**Vorliegender Text**
== == ==
Die Revision des Angeklagten gegen das Urteil des Landgerichts Nürnberg-Fürth vom 22. Januar 1998 wird mit der Maßgabe, daß der Angeklagte im Fall 36 der Urteilsgründe des schweren Raubes in Tateinheit mit Computerbetrug schuldig ist und die Einzelstrafe wegen dieses Computerbetruges wegfällt, als unbegründet verworfen.

Eine besondere Schwere der Schuld ist, auch soweit es B. D. betrifft, nicht festgestellt.

Der Beschwerdeführer hat die Kosten des Rechtsmittels zu tragen.
== == ==
**Datenzeilen**
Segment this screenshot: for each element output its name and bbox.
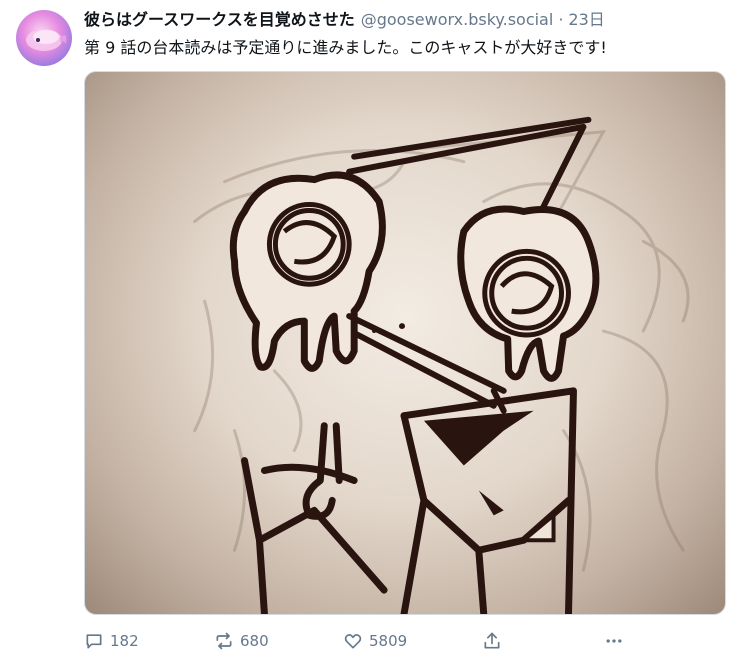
== == ==
**Aufgabe 1**
Beantworte zur Revisionsentscheidung:
(a) Gegen das Urteil welches Gerichts richtet sich die Revision?
(b) Was gilt laut Revisionsentscheidung für eine besondere Schwere der Schuld?
(c) Wer hat die Kosten des Rechtsmittels zu tragen?
**Aufgabe 2**
Gib aus der Revisionsentscheidung den Abschnitt wortgetreu aus, beginnend mit „Die Revision des“ und weiter bis einschließlich „als unbegründet verworfen.“.
**Aufgabe 3**
Schreibe die Revisionsentscheidung im Anschluss an ihren letzten Satz weiter.
Die Auflistung wird zum Bearbeiten nicht gebraucht.

**Lösung 1**
(a) Gegen das Urteil des Landgerichts Nürnberg-Fürth vom 22. Januar 1998.
(b) Sie ist nicht festgestellt, auch soweit es B. D. betrifft.
(c) Der Beschwerdeführer.

**Lösung 2**
Die Revision des Angeklagten gegen das Urteil des Landgerichts Nürnberg-Fürth vom 22. Januar 1998 wird mit der Maßgabe, daß der Angeklagte im Fall 36 der Urteilsgründe des schweren Raubes in Tateinheit mit Computerbetrug schuldig ist und die Einzelstrafe wegen dieses Computerbetruges wegfällt, als unbegründet verworfen.

**Lösung 3**
Gründe

Das Landgericht hat den Angeklagten unter Freisprechung im übrigen wegen versuchten Mordes in Tateinheit mit schwerem Raub, Raubes mit Todesfolge in zwei Fällen, davon in einem Fall in weiterer Tateinheit mit Aussetzung mit Todesfolge, schweren Raubes in Tateinheit mit gefährlicher Körperverletzung in 25 Fällen, davon in 19 Fällen in weiterer Tateinheit mit Aussetzung, Raubes in Tateinheit mit gefährlicher Körperverletzung, Computerbetruges in sieben Fällen und Freiheitsberaubung zu lebenslanger Freiheitsstrafe als Gesamtstrafe verurteilt. Gegen dieses Urteil richtet sich die Revision des Angeklagten, soweit er verurteilt wurde, mit der Sachrüge. Das Rechtsmittel führt nur zur Änderung des Schuldspruchs im Fall 36 der Urteilsgründe und zum Wegfall einer Einzelstrafe in diesem Fall. Darüber hinaus stellt der Senat – auch zugunsten von B. D., der kein Rechtsmittel eingelegt hat – klar, daß eine besondere Schwere der Schuld von dem dafür zuständigen Schwurgericht nicht bejaht wurde. Im übrigen ist das Rechtsmittel des Angeklagten unbegründet im Sinne des § 349 Abs. 2 StPO .

I.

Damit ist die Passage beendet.